**Exercise requirements**
Scan the material that follows. Copy every line containing the word "root".

**Records shown**
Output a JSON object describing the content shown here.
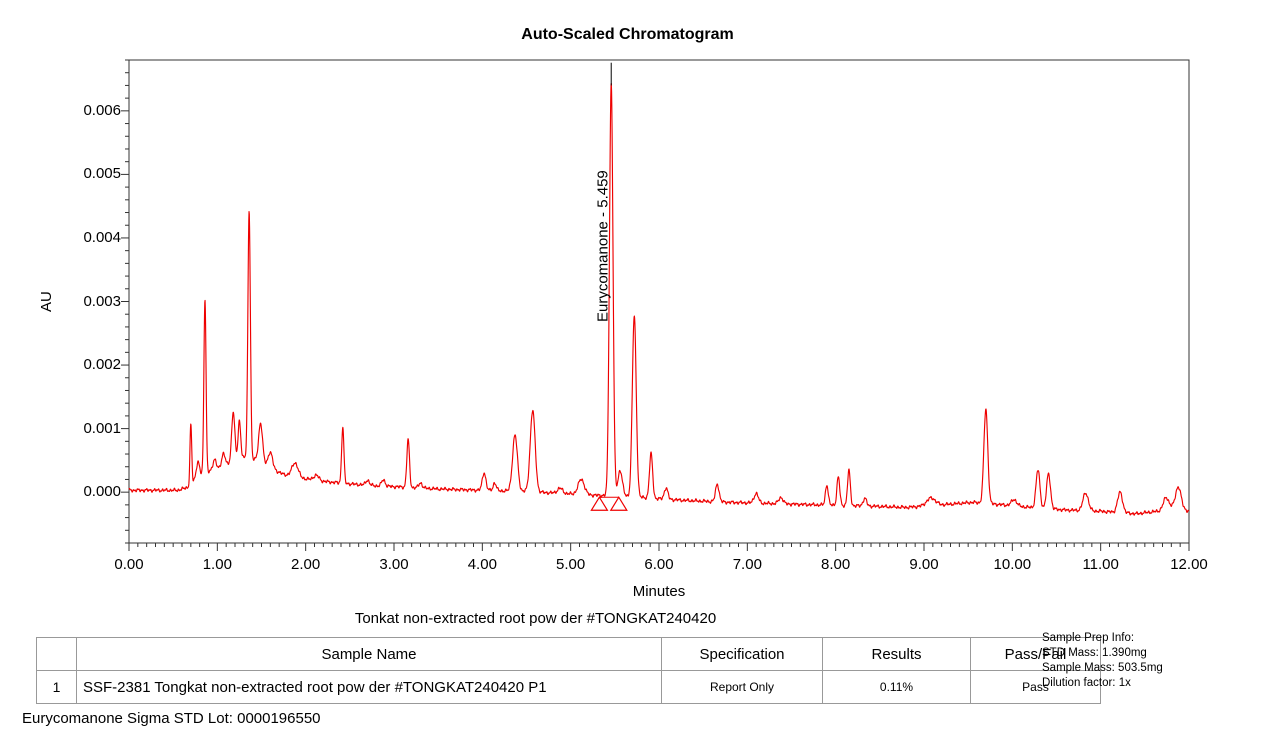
{
  "chart_data": {
    "type": "line",
    "title": "Auto-Scaled Chromatogram",
    "xlabel": "Minutes",
    "ylabel": "AU",
    "xlim": [
      0,
      12
    ],
    "ylim": [
      -0.0008,
      0.0068
    ],
    "grid": false,
    "line_color": "#ee0000",
    "axis_color": "#333333",
    "x_ticks": {
      "values": [
        0,
        1,
        2,
        3,
        4,
        5,
        6,
        7,
        8,
        9,
        10,
        11,
        12
      ],
      "labels": [
        "0.00",
        "1.00",
        "2.00",
        "3.00",
        "4.00",
        "5.00",
        "6.00",
        "7.00",
        "8.00",
        "9.00",
        "10.00",
        "11.00",
        "12.00"
      ],
      "minor_step": 0.1
    },
    "y_ticks": {
      "values": [
        0,
        0.001,
        0.002,
        0.003,
        0.004,
        0.005,
        0.006
      ],
      "labels": [
        "0.000",
        "0.001",
        "0.002",
        "0.003",
        "0.004",
        "0.005",
        "0.006"
      ],
      "minor_step": 0.0002
    },
    "peak_label": {
      "text": "Eurycomanone - 5.459",
      "time": 5.459,
      "apex_au": 0.0064,
      "tick_top_au": 0.0066
    },
    "integration_markers": {
      "start_time": 5.325,
      "end_time": 5.545,
      "level_au": -8e-05
    },
    "trace": {
      "noise_amp": 1.4e-05,
      "baseline_points": [
        [
          0,
          3e-05
        ],
        [
          0.55,
          3e-05
        ],
        [
          0.68,
          8e-05
        ],
        [
          0.75,
          0.0002
        ],
        [
          0.85,
          0.0003
        ],
        [
          1.0,
          0.00035
        ],
        [
          1.15,
          0.00045
        ],
        [
          1.3,
          0.00055
        ],
        [
          1.45,
          0.0005
        ],
        [
          1.6,
          0.00038
        ],
        [
          1.75,
          0.00028
        ],
        [
          1.95,
          0.00022
        ],
        [
          2.2,
          0.00017
        ],
        [
          2.5,
          0.00013
        ],
        [
          2.8,
          0.0001
        ],
        [
          3.1,
          8e-05
        ],
        [
          3.5,
          5e-05
        ],
        [
          4.0,
          3e-05
        ],
        [
          4.5,
          1e-05
        ],
        [
          4.9,
          -2e-05
        ],
        [
          5.3,
          -5e-05
        ],
        [
          5.6,
          -6e-05
        ],
        [
          5.95,
          -0.0001
        ],
        [
          6.3,
          -0.00013
        ],
        [
          6.8,
          -0.00016
        ],
        [
          7.3,
          -0.00018
        ],
        [
          7.8,
          -0.0002
        ],
        [
          8.4,
          -0.00022
        ],
        [
          8.8,
          -0.00024
        ],
        [
          9.2,
          -0.0002
        ],
        [
          9.55,
          -0.00016
        ],
        [
          9.9,
          -0.0002
        ],
        [
          10.2,
          -0.00024
        ],
        [
          10.6,
          -0.00028
        ],
        [
          11.0,
          -0.0003
        ],
        [
          11.4,
          -0.00034
        ],
        [
          11.65,
          -0.0003
        ],
        [
          11.85,
          -0.00022
        ],
        [
          12,
          -0.0003
        ]
      ],
      "peaks": [
        [
          0.7,
          0.00095,
          0.01
        ],
        [
          0.78,
          0.00025,
          0.018
        ],
        [
          0.86,
          0.00275,
          0.012
        ],
        [
          0.97,
          0.00018,
          0.02
        ],
        [
          1.07,
          0.00022,
          0.02
        ],
        [
          1.18,
          0.0008,
          0.018
        ],
        [
          1.25,
          0.0006,
          0.015
        ],
        [
          1.36,
          0.0039,
          0.014
        ],
        [
          1.49,
          0.00062,
          0.022
        ],
        [
          1.6,
          0.00025,
          0.025
        ],
        [
          1.88,
          0.00022,
          0.035
        ],
        [
          2.12,
          8e-05,
          0.03
        ],
        [
          2.42,
          0.00088,
          0.013
        ],
        [
          2.7,
          8e-05,
          0.02
        ],
        [
          2.88,
          0.0001,
          0.02
        ],
        [
          3.16,
          0.00075,
          0.015
        ],
        [
          3.3,
          8e-05,
          0.02
        ],
        [
          4.02,
          0.00028,
          0.02
        ],
        [
          4.14,
          0.00012,
          0.018
        ],
        [
          4.37,
          0.00088,
          0.028
        ],
        [
          4.57,
          0.00128,
          0.028
        ],
        [
          4.88,
          8e-05,
          0.03
        ],
        [
          5.12,
          0.00024,
          0.035
        ],
        [
          5.459,
          0.00648,
          0.02
        ],
        [
          5.56,
          0.0004,
          0.025
        ],
        [
          5.72,
          0.00285,
          0.022
        ],
        [
          5.91,
          0.0007,
          0.018
        ],
        [
          6.08,
          0.00018,
          0.02
        ],
        [
          6.66,
          0.00028,
          0.02
        ],
        [
          7.1,
          0.00015,
          0.025
        ],
        [
          7.38,
          0.0001,
          0.025
        ],
        [
          7.9,
          0.00032,
          0.016
        ],
        [
          8.03,
          0.00045,
          0.016
        ],
        [
          8.15,
          0.00055,
          0.016
        ],
        [
          8.33,
          0.00012,
          0.02
        ],
        [
          9.08,
          0.00012,
          0.05
        ],
        [
          9.7,
          0.00148,
          0.022
        ],
        [
          10.02,
          0.0001,
          0.03
        ],
        [
          10.29,
          0.0006,
          0.022
        ],
        [
          10.41,
          0.00055,
          0.022
        ],
        [
          10.83,
          0.00028,
          0.03
        ],
        [
          11.22,
          0.00032,
          0.028
        ],
        [
          11.74,
          0.00018,
          0.03
        ],
        [
          11.88,
          0.00032,
          0.03
        ]
      ]
    }
  },
  "caption": "Tonkat non-extracted root pow der #TONGKAT240420",
  "table": {
    "headers": [
      "",
      "Sample Name",
      "Specification",
      "Results",
      "Pass/Fail"
    ],
    "rows": [
      [
        "1",
        "SSF-2381 Tongkat non-extracted root pow der #TONGKAT240420 P1",
        "Report Only",
        "0.11%",
        "Pass"
      ]
    ]
  },
  "sample_prep": {
    "title": "Sample Prep Info:",
    "lines": [
      "STD Mass: 1.390mg",
      "Sample Mass: 503.5mg",
      "Dilution factor: 1x"
    ]
  },
  "footer": "Eurycomanone Sigma STD Lot: 0000196550"
}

**Result of this task**
  "caption": "Tonkat non-extracted root pow der #TONGKAT240420",
        "SSF-2381 Tongkat non-extracted root pow der #TONGKAT240420 P1",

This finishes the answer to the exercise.